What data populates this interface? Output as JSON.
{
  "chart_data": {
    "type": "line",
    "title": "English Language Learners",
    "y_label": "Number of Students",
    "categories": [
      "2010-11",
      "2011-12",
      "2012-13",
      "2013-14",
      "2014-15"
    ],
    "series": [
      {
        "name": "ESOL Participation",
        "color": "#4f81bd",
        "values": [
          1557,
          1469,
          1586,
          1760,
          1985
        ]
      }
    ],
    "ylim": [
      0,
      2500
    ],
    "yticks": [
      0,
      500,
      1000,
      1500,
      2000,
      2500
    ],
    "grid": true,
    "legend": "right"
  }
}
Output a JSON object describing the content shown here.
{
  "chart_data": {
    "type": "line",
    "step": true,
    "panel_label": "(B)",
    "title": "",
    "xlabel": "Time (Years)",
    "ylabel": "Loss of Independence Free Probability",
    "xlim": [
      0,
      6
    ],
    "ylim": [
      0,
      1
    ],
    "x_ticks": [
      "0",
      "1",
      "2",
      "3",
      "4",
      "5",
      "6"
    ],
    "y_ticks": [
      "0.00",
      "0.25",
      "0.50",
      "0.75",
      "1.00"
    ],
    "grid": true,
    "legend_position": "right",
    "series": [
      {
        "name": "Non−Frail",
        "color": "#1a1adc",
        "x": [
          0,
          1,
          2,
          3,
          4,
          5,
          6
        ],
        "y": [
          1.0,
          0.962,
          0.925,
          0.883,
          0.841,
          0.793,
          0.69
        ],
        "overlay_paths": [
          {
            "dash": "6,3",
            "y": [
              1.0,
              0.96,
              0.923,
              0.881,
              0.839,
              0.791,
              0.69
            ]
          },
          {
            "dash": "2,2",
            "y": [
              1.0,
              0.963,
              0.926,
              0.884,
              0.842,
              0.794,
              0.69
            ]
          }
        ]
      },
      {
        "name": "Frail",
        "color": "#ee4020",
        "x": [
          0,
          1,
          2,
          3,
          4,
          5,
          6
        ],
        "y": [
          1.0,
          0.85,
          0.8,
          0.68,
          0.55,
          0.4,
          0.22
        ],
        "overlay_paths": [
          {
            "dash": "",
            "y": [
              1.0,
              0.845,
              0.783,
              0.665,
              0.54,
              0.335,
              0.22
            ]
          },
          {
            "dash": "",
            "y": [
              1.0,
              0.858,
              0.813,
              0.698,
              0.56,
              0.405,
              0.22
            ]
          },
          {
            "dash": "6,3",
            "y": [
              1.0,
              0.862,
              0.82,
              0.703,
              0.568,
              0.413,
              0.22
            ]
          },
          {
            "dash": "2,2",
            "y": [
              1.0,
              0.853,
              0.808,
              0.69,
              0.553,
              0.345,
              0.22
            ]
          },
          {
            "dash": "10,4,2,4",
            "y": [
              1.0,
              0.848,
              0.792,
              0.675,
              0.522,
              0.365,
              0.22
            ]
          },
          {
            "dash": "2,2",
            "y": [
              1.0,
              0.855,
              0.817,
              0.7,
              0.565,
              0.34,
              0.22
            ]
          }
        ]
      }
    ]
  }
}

**JOB**. Type out the full listing again, exactly as given.

**IN RESPONSE**.
What data populates this interface? Output as JSON.
{
  "chart_data": {
    "type": "line",
    "title": "English Language Learners",
    "y_label": "Number of Students",
    "categories": [
      "2010-11",
      "2011-12",
      "2012-13",
      "2013-14",
      "2014-15"
    ],
    "series": [
      {
        "name": "ESOL Participation",
        "color": "#4f81bd",
        "values": [
          1557,
          1469,
          1586,
          1760,
          1985
        ]
      }
    ],
    "ylim": [
      0,
      2500
    ],
    "yticks": [
      0,
      500,
      1000,
      1500,
      2000,
      2500
    ],
    "grid": true,
    "legend": "right"
  }
}
Output a JSON object describing the content shown here.
{
  "chart_data": {
    "type": "line",
    "step": true,
    "panel_label": "(B)",
    "title": "",
    "xlabel": "Time (Years)",
    "ylabel": "Loss of Independence Free Probability",
    "xlim": [
      0,
      6
    ],
    "ylim": [
      0,
      1
    ],
    "x_ticks": [
      "0",
      "1",
      "2",
      "3",
      "4",
      "5",
      "6"
    ],
    "y_ticks": [
      "0.00",
      "0.25",
      "0.50",
      "0.75",
      "1.00"
    ],
    "grid": true,
    "legend_position": "right",
    "series": [
      {
        "name": "Non−Frail",
        "color": "#1a1adc",
        "x": [
          0,
          1,
          2,
          3,
          4,
          5,
          6
        ],
        "y": [
          1.0,
          0.962,
          0.925,
          0.883,
          0.841,
          0.793,
          0.69
        ],
        "overlay_paths": [
          {
            "dash": "6,3",
            "y": [
              1.0,
              0.96,
              0.923,
              0.881,
              0.839,
              0.791,
              0.69
            ]
          },
          {
            "dash": "2,2",
            "y": [
              1.0,
              0.963,
              0.926,
              0.884,
              0.842,
              0.794,
              0.69
            ]
          }
        ]
      },
      {
        "name": "Frail",
        "color": "#ee4020",
        "x": [
          0,
          1,
          2,
          3,
          4,
          5,
          6
        ],
        "y": [
          1.0,
          0.85,
          0.8,
          0.68,
          0.55,
          0.4,
          0.22
        ],
        "overlay_paths": [
          {
            "dash": "",
            "y": [
              1.0,
              0.845,
              0.783,
              0.665,
              0.54,
              0.335,
              0.22
            ]
          },
          {
            "dash": "",
            "y": [
              1.0,
              0.858,
              0.813,
              0.698,
              0.56,
              0.405,
              0.22
            ]
          },
          {
            "dash": "6,3",
            "y": [
              1.0,
              0.862,
              0.82,
              0.703,
              0.568,
              0.413,
              0.22
            ]
          },
          {
            "dash": "2,2",
            "y": [
              1.0,
              0.853,
              0.808,
              0.69,
              0.553,
              0.345,
              0.22
            ]
          },
          {
            "dash": "10,4,2,4",
            "y": [
              1.0,
              0.848,
              0.792,
              0.675,
              0.522,
              0.365,
              0.22
            ]
          },
          {
            "dash": "2,2",
            "y": [
              1.0,
              0.855,
              0.817,
              0.7,
              0.565,
              0.34,
              0.22
            ]
          }
        ]
      }
    ]
  }
}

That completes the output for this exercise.